Copy every entry exactly.

**Stored data**
┄┄┄┄┄┄
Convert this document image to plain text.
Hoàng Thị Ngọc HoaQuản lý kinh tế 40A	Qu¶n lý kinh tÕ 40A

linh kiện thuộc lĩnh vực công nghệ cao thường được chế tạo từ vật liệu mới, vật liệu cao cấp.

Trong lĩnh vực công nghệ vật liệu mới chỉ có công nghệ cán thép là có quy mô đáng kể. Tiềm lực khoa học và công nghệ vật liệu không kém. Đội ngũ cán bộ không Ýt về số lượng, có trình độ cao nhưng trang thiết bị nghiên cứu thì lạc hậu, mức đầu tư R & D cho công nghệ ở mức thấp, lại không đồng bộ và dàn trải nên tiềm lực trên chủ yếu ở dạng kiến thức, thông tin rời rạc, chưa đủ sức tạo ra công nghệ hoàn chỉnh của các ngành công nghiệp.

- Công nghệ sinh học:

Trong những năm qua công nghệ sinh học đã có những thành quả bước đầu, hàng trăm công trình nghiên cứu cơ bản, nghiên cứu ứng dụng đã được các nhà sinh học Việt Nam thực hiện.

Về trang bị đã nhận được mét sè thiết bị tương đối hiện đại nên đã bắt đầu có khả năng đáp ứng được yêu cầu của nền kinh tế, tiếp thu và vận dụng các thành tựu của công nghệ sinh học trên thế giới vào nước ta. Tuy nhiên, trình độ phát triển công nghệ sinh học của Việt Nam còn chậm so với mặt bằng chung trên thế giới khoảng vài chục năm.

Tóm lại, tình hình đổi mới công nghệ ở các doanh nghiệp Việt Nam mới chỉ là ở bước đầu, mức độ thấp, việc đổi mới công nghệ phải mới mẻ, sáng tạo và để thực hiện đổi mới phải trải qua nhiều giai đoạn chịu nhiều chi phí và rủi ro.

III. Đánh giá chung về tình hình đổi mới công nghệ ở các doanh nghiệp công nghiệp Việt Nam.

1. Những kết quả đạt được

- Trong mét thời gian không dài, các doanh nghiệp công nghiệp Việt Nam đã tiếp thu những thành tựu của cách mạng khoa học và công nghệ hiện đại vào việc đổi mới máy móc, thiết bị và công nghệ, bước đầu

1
┄┄┄┄┄┄
**Complete response**
Convert this document image to plain text.
Hoàng Thị Ngọc HoaQuản lý kinh tế 40A	Qu¶n lý kinh tÕ 40A

linh kiện thuộc lĩnh vực công nghệ cao thường được chế tạo từ vật liệu mới, vật liệu cao cấp.

Trong lĩnh vực công nghệ vật liệu mới chỉ có công nghệ cán thép là có quy mô đáng kể. Tiềm lực khoa học và công nghệ vật liệu không kém. Đội ngũ cán bộ không Ýt về số lượng, có trình độ cao nhưng trang thiết bị nghiên cứu thì lạc hậu, mức đầu tư R & D cho công nghệ ở mức thấp, lại không đồng bộ và dàn trải nên tiềm lực trên chủ yếu ở dạng kiến thức, thông tin rời rạc, chưa đủ sức tạo ra công nghệ hoàn chỉnh của các ngành công nghiệp.

- Công nghệ sinh học:

Trong những năm qua công nghệ sinh học đã có những thành quả bước đầu, hàng trăm công trình nghiên cứu cơ bản, nghiên cứu ứng dụng đã được các nhà sinh học Việt Nam thực hiện.

Về trang bị đã nhận được mét sè thiết bị tương đối hiện đại nên đã bắt đầu có khả năng đáp ứng được yêu cầu của nền kinh tế, tiếp thu và vận dụng các thành tựu của công nghệ sinh học trên thế giới vào nước ta. Tuy nhiên, trình độ phát triển công nghệ sinh học của Việt Nam còn chậm so với mặt bằng chung trên thế giới khoảng vài chục năm.

Tóm lại, tình hình đổi mới công nghệ ở các doanh nghiệp Việt Nam mới chỉ là ở bước đầu, mức độ thấp, việc đổi mới công nghệ phải mới mẻ, sáng tạo và để thực hiện đổi mới phải trải qua nhiều giai đoạn chịu nhiều chi phí và rủi ro.

III. Đánh giá chung về tình hình đổi mới công nghệ ở các doanh nghiệp công nghiệp Việt Nam.

1. Những kết quả đạt được

- Trong mét thời gian không dài, các doanh nghiệp công nghiệp Việt Nam đã tiếp thu những thành tựu của cách mạng khoa học và công nghệ hiện đại vào việc đổi mới máy móc, thiết bị và công nghệ, bước đầu

1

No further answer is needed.